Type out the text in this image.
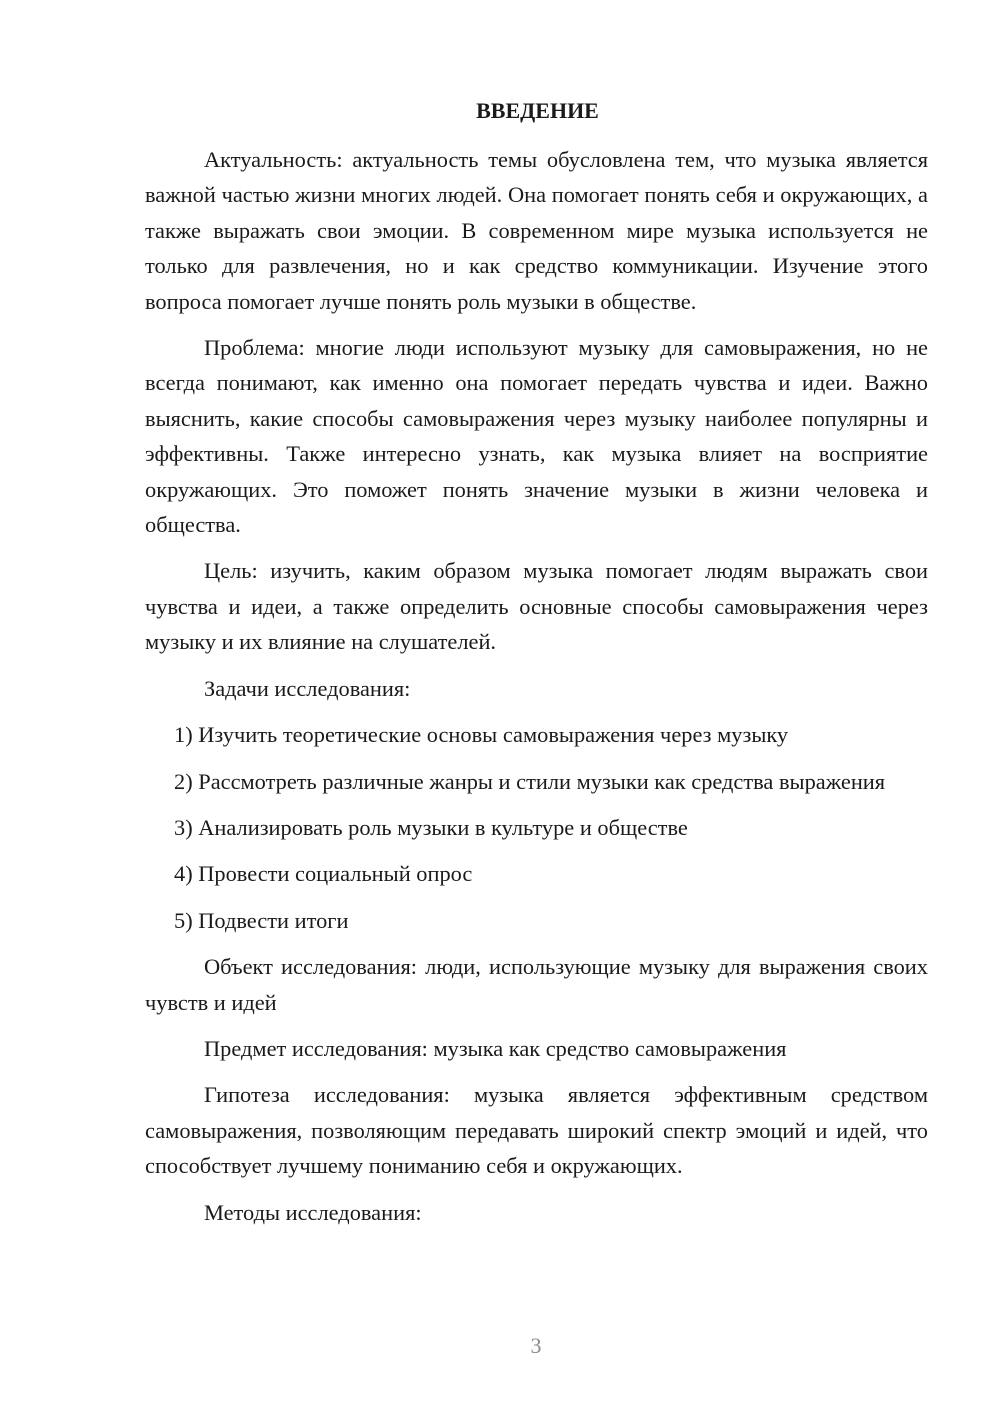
ВВЕДЕНИЕ

Актуальность: актуальность темы обусловлена тем, что музыка является важной частью жизни многих людей. Она помогает понять себя и окружающих, а также выражать свои эмоции. В современном мире музыка используется не только для развлечения, но и как средство коммуникации. Изучение этого вопроса помогает лучше понять роль музыки в обществе.

Проблема: многие люди используют музыку для самовыражения, но не всегда понимают, как именно она помогает передать чувства и идеи. Важно выяснить, какие способы самовыражения через музыку наиболее популярны и эффективны. Также интересно узнать, как музыка влияет на восприятие окружающих. Это поможет понять значение музыки в жизни человека и общества.

Цель: изучить, каким образом музыка помогает людям выражать свои чувства и идеи, а также определить основные способы самовыражения через музыку и их влияние на слушателей.

Задачи исследования:

1) Изучить теоретические основы самовыражения через музыку

2) Рассмотреть различные жанры и стили музыки как средства выражения

3) Анализировать роль музыки в культуре и обществе

4) Провести социальный опрос

5) Подвести итоги

Объект исследования: люди, использующие музыку для выражения своих чувств и идей

Предмет исследования: музыка как средство самовыражения

Гипотеза исследования: музыка является эффективным средством самовыражения, позволяющим передавать широкий спектр эмоций и идей, что способствует лучшему пониманию себя и окружающих.

Методы исследования:

3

· · ·

**SET PROBLEM**
From the records, copy every line that has the string "музыка" in it.

**FINAL RESULT**
Актуальность: актуальность темы обусловлена тем, что музыка является важной частью жизни многих людей. Она помогает понять себя и окружающих, а также выражать свои эмоции. В современном мире музыка используется не только для развлечения, но и как средство коммуникации. Изучение этого вопроса помогает лучше понять роль музыки в обществе.
Проблема: многие люди используют музыку для самовыражения, но не всегда понимают, как именно она помогает передать чувства и идеи. Важно выяснить, какие способы самовыражения через музыку наиболее популярны и эффективны. Также интересно узнать, как музыка влияет на восприятие окружающих. Это поможет понять значение музыки в жизни человека и общества.
Цель: изучить, каким образом музыка помогает людям выражать свои чувства и идеи, а также определить основные способы самовыражения через музыку и их влияние на слушателей.
Предмет исследования: музыка как средство самовыражения
Гипотеза исследования: музыка является эффективным средством самовыражения, позволяющим передавать широкий спектр эмоций и идей, что способствует лучшему пониманию себя и окружающих.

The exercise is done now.